▶ [EXERCISE]:
Retype all the entries word for word, but omit the pictures.

▶ [INPUT FOR THIS TASK]:
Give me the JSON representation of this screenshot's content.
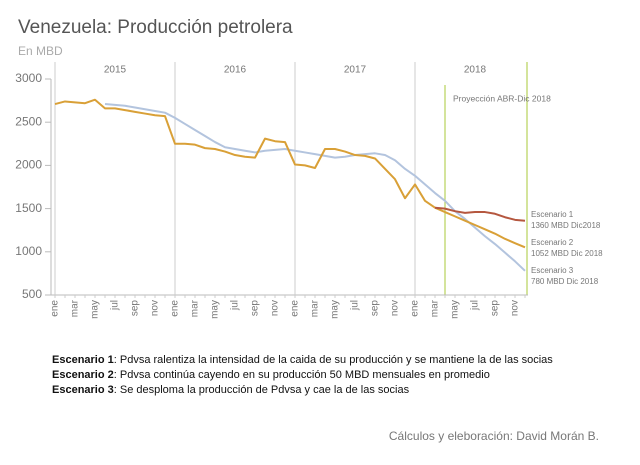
{
  "chart_data": {
    "type": "line",
    "title": "Venezuela: Producción petrolera",
    "subtitle": "En MBD",
    "years": [
      "2015",
      "2016",
      "2017",
      "2018"
    ],
    "categories": [
      "ene",
      null,
      "mar",
      null,
      "may",
      null,
      "jul",
      null,
      "sep",
      null,
      "nov",
      null,
      "ene",
      null,
      "mar",
      null,
      "may",
      null,
      "jul",
      null,
      "sep",
      null,
      "nov",
      null,
      "ene",
      null,
      "mar",
      null,
      "may",
      null,
      "jul",
      null,
      "sep",
      null,
      "nov",
      null,
      "ene",
      null,
      "mar",
      null,
      "may",
      null,
      "jul",
      null,
      "sep",
      null,
      "nov",
      null
    ],
    "ylim": [
      500,
      3000
    ],
    "yticks": [
      500,
      1000,
      1500,
      2000,
      2500,
      3000
    ],
    "series": [
      {
        "color": "#b3c4de",
        "values": [
          null,
          null,
          null,
          null,
          null,
          2710,
          2700,
          2690,
          2670,
          2650,
          2630,
          2610,
          2550,
          2480,
          2410,
          2340,
          2270,
          2210,
          2190,
          2170,
          2150,
          2170,
          2180,
          2190,
          2170,
          2150,
          2130,
          2110,
          2090,
          2100,
          2120,
          2130,
          2140,
          2120,
          2060,
          1960,
          1880,
          1780,
          1680,
          1590,
          1470,
          1380,
          1280,
          1180,
          1090,
          990,
          890,
          780
        ]
      },
      {
        "color": "#d9a037",
        "values": [
          2710,
          2740,
          2730,
          2720,
          2760,
          2660,
          2660,
          2640,
          2620,
          2600,
          2580,
          2570,
          2250,
          2250,
          2240,
          2200,
          2190,
          2160,
          2120,
          2100,
          2090,
          2310,
          2280,
          2270,
          2010,
          2000,
          1970,
          2190,
          2190,
          2160,
          2120,
          2110,
          2080,
          1960,
          1840,
          1620,
          1780,
          1590,
          1510,
          1460,
          1410,
          1360,
          1310,
          1260,
          1210,
          1150,
          1100,
          1052
        ]
      },
      {
        "color": "#b5573f",
        "values": [
          null,
          null,
          null,
          null,
          null,
          null,
          null,
          null,
          null,
          null,
          null,
          null,
          null,
          null,
          null,
          null,
          null,
          null,
          null,
          null,
          null,
          null,
          null,
          null,
          null,
          null,
          null,
          null,
          null,
          null,
          null,
          null,
          null,
          null,
          null,
          null,
          null,
          null,
          1510,
          1500,
          1470,
          1450,
          1460,
          1460,
          1440,
          1400,
          1370,
          1360
        ]
      }
    ],
    "annotations": [
      "Proyección ABR-Dic 2018",
      "Escenario 1",
      "1360 MBD Dic2018",
      "Escenario 2",
      "1052 MBD Dic 2018",
      "Escenario 3",
      "780 MBD  Dic 2018"
    ],
    "notes": [
      {
        "label": "Escenario 1",
        "text": ": Pdvsa ralentiza la intensidad de la caida de su producción y se mantiene la de las socias"
      },
      {
        "label": "Escenario 2",
        "text": ": Pdvsa continúa cayendo en su producción 50 MBD mensuales en promedio"
      },
      {
        "label": "Escenario 3",
        "text": ": Se desploma la producción de Pdvsa y cae la de las socias"
      }
    ],
    "credit": "Cálculos y eleboración: David Morán B."
  }
}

▶ [TASK OUTPUT]:
Give me the JSON representation of this screenshot's content.
{
  "chart_data": {
    "type": "line",
    "title": "Venezuela: Producción petrolera",
    "subtitle": "En MBD",
    "years": [
      "2015",
      "2016",
      "2017",
      "2018"
    ],
    "categories": [
      "ene",
      null,
      "mar",
      null,
      "may",
      null,
      "jul",
      null,
      "sep",
      null,
      "nov",
      null,
      "ene",
      null,
      "mar",
      null,
      "may",
      null,
      "jul",
      null,
      "sep",
      null,
      "nov",
      null,
      "ene",
      null,
      "mar",
      null,
      "may",
      null,
      "jul",
      null,
      "sep",
      null,
      "nov",
      null,
      "ene",
      null,
      "mar",
      null,
      "may",
      null,
      "jul",
      null,
      "sep",
      null,
      "nov",
      null
    ],
    "ylim": [
      500,
      3000
    ],
    "yticks": [
      500,
      1000,
      1500,
      2000,
      2500,
      3000
    ],
    "series": [
      {
        "color": "#b3c4de",
        "values": [
          null,
          null,
          null,
          null,
          null,
          2710,
          2700,
          2690,
          2670,
          2650,
          2630,
          2610,
          2550,
          2480,
          2410,
          2340,
          2270,
          2210,
          2190,
          2170,
          2150,
          2170,
          2180,
          2190,
          2170,
          2150,
          2130,
          2110,
          2090,
          2100,
          2120,
          2130,
          2140,
          2120,
          2060,
          1960,
          1880,
          1780,
          1680,
          1590,
          1470,
          1380,
          1280,
          1180,
          1090,
          990,
          890,
          780
        ]
      },
      {
        "color": "#d9a037",
        "values": [
          2710,
          2740,
          2730,
          2720,
          2760,
          2660,
          2660,
          2640,
          2620,
          2600,
          2580,
          2570,
          2250,
          2250,
          2240,
          2200,
          2190,
          2160,
          2120,
          2100,
          2090,
          2310,
          2280,
          2270,
          2010,
          2000,
          1970,
          2190,
          2190,
          2160,
          2120,
          2110,
          2080,
          1960,
          1840,
          1620,
          1780,
          1590,
          1510,
          1460,
          1410,
          1360,
          1310,
          1260,
          1210,
          1150,
          1100,
          1052
        ]
      },
      {
        "color": "#b5573f",
        "values": [
          null,
          null,
          null,
          null,
          null,
          null,
          null,
          null,
          null,
          null,
          null,
          null,
          null,
          null,
          null,
          null,
          null,
          null,
          null,
          null,
          null,
          null,
          null,
          null,
          null,
          null,
          null,
          null,
          null,
          null,
          null,
          null,
          null,
          null,
          null,
          null,
          null,
          null,
          1510,
          1500,
          1470,
          1450,
          1460,
          1460,
          1440,
          1400,
          1370,
          1360
        ]
      }
    ],
    "annotations": [
      "Proyección ABR-Dic 2018",
      "Escenario 1",
      "1360 MBD Dic2018",
      "Escenario 2",
      "1052 MBD Dic 2018",
      "Escenario 3",
      "780 MBD  Dic 2018"
    ],
    "notes": [
      {
        "label": "Escenario 1",
        "text": ": Pdvsa ralentiza la intensidad de la caida de su producción y se mantiene la de las socias"
      },
      {
        "label": "Escenario 2",
        "text": ": Pdvsa continúa cayendo en su producción 50 MBD mensuales en promedio"
      },
      {
        "label": "Escenario 3",
        "text": ": Se desploma la producción de Pdvsa y cae la de las socias"
      }
    ],
    "credit": "Cálculos y eleboración: David Morán B."
  }
}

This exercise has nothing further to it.